WHAT TO PRODUCE
Copy out all the records exactly.

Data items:
········

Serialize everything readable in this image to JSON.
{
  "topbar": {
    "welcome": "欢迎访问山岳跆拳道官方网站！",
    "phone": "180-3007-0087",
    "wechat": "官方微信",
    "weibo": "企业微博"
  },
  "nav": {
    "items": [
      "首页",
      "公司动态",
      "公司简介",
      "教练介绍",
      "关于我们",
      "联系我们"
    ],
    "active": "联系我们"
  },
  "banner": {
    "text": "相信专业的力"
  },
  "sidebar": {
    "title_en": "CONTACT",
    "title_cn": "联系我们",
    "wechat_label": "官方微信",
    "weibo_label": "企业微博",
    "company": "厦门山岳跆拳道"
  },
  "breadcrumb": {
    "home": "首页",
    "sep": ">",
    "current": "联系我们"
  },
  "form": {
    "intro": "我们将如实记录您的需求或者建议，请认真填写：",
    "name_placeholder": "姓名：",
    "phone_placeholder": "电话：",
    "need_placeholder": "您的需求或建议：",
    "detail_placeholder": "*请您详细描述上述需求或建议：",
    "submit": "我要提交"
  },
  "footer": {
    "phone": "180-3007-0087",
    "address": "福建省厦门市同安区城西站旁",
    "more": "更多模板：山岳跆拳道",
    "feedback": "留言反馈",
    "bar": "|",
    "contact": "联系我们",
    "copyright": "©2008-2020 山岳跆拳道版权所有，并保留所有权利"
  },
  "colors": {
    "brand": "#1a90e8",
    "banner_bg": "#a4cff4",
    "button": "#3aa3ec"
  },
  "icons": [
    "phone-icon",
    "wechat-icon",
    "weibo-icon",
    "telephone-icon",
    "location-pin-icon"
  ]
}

········

RESULT
Serialize everything readable in this image to JSON.
{
  "topbar": {
    "welcome": "欢迎访问山岳跆拳道官方网站！",
    "phone": "180-3007-0087",
    "wechat": "官方微信",
    "weibo": "企业微博"
  },
  "nav": {
    "items": [
      "首页",
      "公司动态",
      "公司简介",
      "教练介绍",
      "关于我们",
      "联系我们"
    ],
    "active": "联系我们"
  },
  "banner": {
    "text": "相信专业的力"
  },
  "sidebar": {
    "title_en": "CONTACT",
    "title_cn": "联系我们",
    "wechat_label": "官方微信",
    "weibo_label": "企业微博",
    "company": "厦门山岳跆拳道"
  },
  "breadcrumb": {
    "home": "首页",
    "sep": ">",
    "current": "联系我们"
  },
  "form": {
    "intro": "我们将如实记录您的需求或者建议，请认真填写：",
    "name_placeholder": "姓名：",
    "phone_placeholder": "电话：",
    "need_placeholder": "您的需求或建议：",
    "detail_placeholder": "*请您详细描述上述需求或建议：",
    "submit": "我要提交"
  },
  "footer": {
    "phone": "180-3007-0087",
    "address": "福建省厦门市同安区城西站旁",
    "more": "更多模板：山岳跆拳道",
    "feedback": "留言反馈",
    "bar": "|",
    "contact": "联系我们",
    "copyright": "©2008-2020 山岳跆拳道版权所有，并保留所有权利"
  },
  "colors": {
    "brand": "#1a90e8",
    "banner_bg": "#a4cff4",
    "button": "#3aa3ec"
  },
  "icons": [
    "phone-icon",
    "wechat-icon",
    "weibo-icon",
    "telephone-icon",
    "location-pin-icon"
  ]
}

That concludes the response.